● Task
Retype the material below. Keep every word exactly as it is.

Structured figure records
>>>

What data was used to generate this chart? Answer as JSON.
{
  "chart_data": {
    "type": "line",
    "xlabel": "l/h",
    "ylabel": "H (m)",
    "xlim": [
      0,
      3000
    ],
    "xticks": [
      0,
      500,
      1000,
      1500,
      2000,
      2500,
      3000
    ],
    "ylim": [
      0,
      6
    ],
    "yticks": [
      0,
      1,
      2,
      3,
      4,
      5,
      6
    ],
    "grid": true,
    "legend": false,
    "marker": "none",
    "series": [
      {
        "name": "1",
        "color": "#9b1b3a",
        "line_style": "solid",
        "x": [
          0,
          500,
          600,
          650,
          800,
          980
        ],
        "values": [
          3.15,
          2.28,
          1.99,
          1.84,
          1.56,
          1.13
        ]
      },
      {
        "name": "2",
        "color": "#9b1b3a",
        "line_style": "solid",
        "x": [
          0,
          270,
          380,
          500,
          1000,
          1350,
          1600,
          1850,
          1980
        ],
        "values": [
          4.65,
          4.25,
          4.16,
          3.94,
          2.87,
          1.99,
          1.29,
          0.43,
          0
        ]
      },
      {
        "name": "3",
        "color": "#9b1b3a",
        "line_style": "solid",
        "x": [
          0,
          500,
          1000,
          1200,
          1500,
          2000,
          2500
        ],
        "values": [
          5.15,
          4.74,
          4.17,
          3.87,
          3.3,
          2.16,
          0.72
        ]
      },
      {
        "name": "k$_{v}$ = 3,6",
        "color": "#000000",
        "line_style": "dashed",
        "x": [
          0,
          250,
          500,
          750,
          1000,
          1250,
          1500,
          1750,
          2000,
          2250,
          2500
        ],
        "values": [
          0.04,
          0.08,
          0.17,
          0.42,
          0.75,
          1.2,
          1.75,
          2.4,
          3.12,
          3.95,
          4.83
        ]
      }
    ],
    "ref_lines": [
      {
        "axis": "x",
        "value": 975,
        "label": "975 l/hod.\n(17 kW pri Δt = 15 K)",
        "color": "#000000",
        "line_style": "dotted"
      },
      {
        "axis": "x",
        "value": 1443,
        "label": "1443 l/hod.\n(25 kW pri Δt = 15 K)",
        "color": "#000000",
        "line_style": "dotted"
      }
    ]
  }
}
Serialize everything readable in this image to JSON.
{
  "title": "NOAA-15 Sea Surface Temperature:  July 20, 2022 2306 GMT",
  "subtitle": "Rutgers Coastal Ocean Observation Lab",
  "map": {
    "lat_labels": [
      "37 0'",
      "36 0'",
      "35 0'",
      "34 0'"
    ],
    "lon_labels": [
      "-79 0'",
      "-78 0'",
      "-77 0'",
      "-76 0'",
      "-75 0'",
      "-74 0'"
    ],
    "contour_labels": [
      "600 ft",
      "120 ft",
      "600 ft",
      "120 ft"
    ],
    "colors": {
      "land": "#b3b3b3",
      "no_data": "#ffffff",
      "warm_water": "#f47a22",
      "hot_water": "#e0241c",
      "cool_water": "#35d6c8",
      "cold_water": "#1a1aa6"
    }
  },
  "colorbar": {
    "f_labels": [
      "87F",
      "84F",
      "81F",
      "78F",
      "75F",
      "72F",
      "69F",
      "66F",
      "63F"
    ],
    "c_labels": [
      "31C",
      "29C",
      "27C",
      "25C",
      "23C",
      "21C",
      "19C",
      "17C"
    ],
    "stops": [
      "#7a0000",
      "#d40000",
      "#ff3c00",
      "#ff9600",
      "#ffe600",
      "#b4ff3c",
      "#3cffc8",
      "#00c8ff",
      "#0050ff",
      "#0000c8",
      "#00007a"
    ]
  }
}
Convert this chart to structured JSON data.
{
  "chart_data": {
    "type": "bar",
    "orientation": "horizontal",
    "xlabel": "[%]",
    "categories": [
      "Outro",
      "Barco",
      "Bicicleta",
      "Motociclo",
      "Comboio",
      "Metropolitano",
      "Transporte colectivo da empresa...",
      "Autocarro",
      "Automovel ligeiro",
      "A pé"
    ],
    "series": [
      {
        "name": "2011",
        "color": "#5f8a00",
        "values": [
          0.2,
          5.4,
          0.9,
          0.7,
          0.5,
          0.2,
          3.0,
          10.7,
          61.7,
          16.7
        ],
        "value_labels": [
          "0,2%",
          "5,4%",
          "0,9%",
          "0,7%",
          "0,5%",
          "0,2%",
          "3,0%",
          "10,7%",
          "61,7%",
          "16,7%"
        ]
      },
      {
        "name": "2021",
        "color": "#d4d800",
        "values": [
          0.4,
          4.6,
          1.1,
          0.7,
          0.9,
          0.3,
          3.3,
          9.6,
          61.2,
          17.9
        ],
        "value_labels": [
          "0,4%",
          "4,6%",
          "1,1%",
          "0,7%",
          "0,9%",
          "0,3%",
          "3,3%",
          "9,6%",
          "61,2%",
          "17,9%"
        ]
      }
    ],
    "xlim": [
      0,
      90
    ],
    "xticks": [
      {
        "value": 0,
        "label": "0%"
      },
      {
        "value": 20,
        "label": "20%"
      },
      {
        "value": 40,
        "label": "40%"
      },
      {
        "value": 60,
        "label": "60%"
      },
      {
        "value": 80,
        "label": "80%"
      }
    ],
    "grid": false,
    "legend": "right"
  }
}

<<<

● Finished answer
What data was used to generate this chart? Answer as JSON.
{
  "chart_data": {
    "type": "line",
    "xlabel": "l/h",
    "ylabel": "H (m)",
    "xlim": [
      0,
      3000
    ],
    "xticks": [
      0,
      500,
      1000,
      1500,
      2000,
      2500,
      3000
    ],
    "ylim": [
      0,
      6
    ],
    "yticks": [
      0,
      1,
      2,
      3,
      4,
      5,
      6
    ],
    "grid": true,
    "legend": false,
    "marker": "none",
    "series": [
      {
        "name": "1",
        "color": "#9b1b3a",
        "line_style": "solid",
        "x": [
          0,
          500,
          600,
          650,
          800,
          980
        ],
        "values": [
          3.15,
          2.28,
          1.99,
          1.84,
          1.56,
          1.13
        ]
      },
      {
        "name": "2",
        "color": "#9b1b3a",
        "line_style": "solid",
        "x": [
          0,
          270,
          380,
          500,
          1000,
          1350,
          1600,
          1850,
          1980
        ],
        "values": [
          4.65,
          4.25,
          4.16,
          3.94,
          2.87,
          1.99,
          1.29,
          0.43,
          0
        ]
      },
      {
        "name": "3",
        "color": "#9b1b3a",
        "line_style": "solid",
        "x": [
          0,
          500,
          1000,
          1200,
          1500,
          2000,
          2500
        ],
        "values": [
          5.15,
          4.74,
          4.17,
          3.87,
          3.3,
          2.16,
          0.72
        ]
      },
      {
        "name": "k$_{v}$ = 3,6",
        "color": "#000000",
        "line_style": "dashed",
        "x": [
          0,
          250,
          500,
          750,
          1000,
          1250,
          1500,
          1750,
          2000,
          2250,
          2500
        ],
        "values": [
          0.04,
          0.08,
          0.17,
          0.42,
          0.75,
          1.2,
          1.75,
          2.4,
          3.12,
          3.95,
          4.83
        ]
      }
    ],
    "ref_lines": [
      {
        "axis": "x",
        "value": 975,
        "label": "975 l/hod.\n(17 kW pri Δt = 15 K)",
        "color": "#000000",
        "line_style": "dotted"
      },
      {
        "axis": "x",
        "value": 1443,
        "label": "1443 l/hod.\n(25 kW pri Δt = 15 K)",
        "color": "#000000",
        "line_style": "dotted"
      }
    ]
  }
}
Serialize everything readable in this image to JSON.
{
  "title": "NOAA-15 Sea Surface Temperature:  July 20, 2022 2306 GMT",
  "subtitle": "Rutgers Coastal Ocean Observation Lab",
  "map": {
    "lat_labels": [
      "37 0'",
      "36 0'",
      "35 0'",
      "34 0'"
    ],
    "lon_labels": [
      "-79 0'",
      "-78 0'",
      "-77 0'",
      "-76 0'",
      "-75 0'",
      "-74 0'"
    ],
    "contour_labels": [
      "600 ft",
      "120 ft",
      "600 ft",
      "120 ft"
    ],
    "colors": {
      "land": "#b3b3b3",
      "no_data": "#ffffff",
      "warm_water": "#f47a22",
      "hot_water": "#e0241c",
      "cool_water": "#35d6c8",
      "cold_water": "#1a1aa6"
    }
  },
  "colorbar": {
    "f_labels": [
      "87F",
      "84F",
      "81F",
      "78F",
      "75F",
      "72F",
      "69F",
      "66F",
      "63F"
    ],
    "c_labels": [
      "31C",
      "29C",
      "27C",
      "25C",
      "23C",
      "21C",
      "19C",
      "17C"
    ],
    "stops": [
      "#7a0000",
      "#d40000",
      "#ff3c00",
      "#ff9600",
      "#ffe600",
      "#b4ff3c",
      "#3cffc8",
      "#00c8ff",
      "#0050ff",
      "#0000c8",
      "#00007a"
    ]
  }
}
Convert this chart to structured JSON data.
{
  "chart_data": {
    "type": "bar",
    "orientation": "horizontal",
    "xlabel": "[%]",
    "categories": [
      "Outro",
      "Barco",
      "Bicicleta",
      "Motociclo",
      "Comboio",
      "Metropolitano",
      "Transporte colectivo da empresa...",
      "Autocarro",
      "Automovel ligeiro",
      "A pé"
    ],
    "series": [
      {
        "name": "2011",
        "color": "#5f8a00",
        "values": [
          0.2,
          5.4,
          0.9,
          0.7,
          0.5,
          0.2,
          3.0,
          10.7,
          61.7,
          16.7
        ],
        "value_labels": [
          "0,2%",
          "5,4%",
          "0,9%",
          "0,7%",
          "0,5%",
          "0,2%",
          "3,0%",
          "10,7%",
          "61,7%",
          "16,7%"
        ]
      },
      {
        "name": "2021",
        "color": "#d4d800",
        "values": [
          0.4,
          4.6,
          1.1,
          0.7,
          0.9,
          0.3,
          3.3,
          9.6,
          61.2,
          17.9
        ],
        "value_labels": [
          "0,4%",
          "4,6%",
          "1,1%",
          "0,7%",
          "0,9%",
          "0,3%",
          "3,3%",
          "9,6%",
          "61,2%",
          "17,9%"
        ]
      }
    ],
    "xlim": [
      0,
      90
    ],
    "xticks": [
      {
        "value": 0,
        "label": "0%"
      },
      {
        "value": 20,
        "label": "20%"
      },
      {
        "value": 40,
        "label": "40%"
      },
      {
        "value": 60,
        "label": "60%"
      },
      {
        "value": 80,
        "label": "80%"
      }
    ],
    "grid": false,
    "legend": "right"
  }
}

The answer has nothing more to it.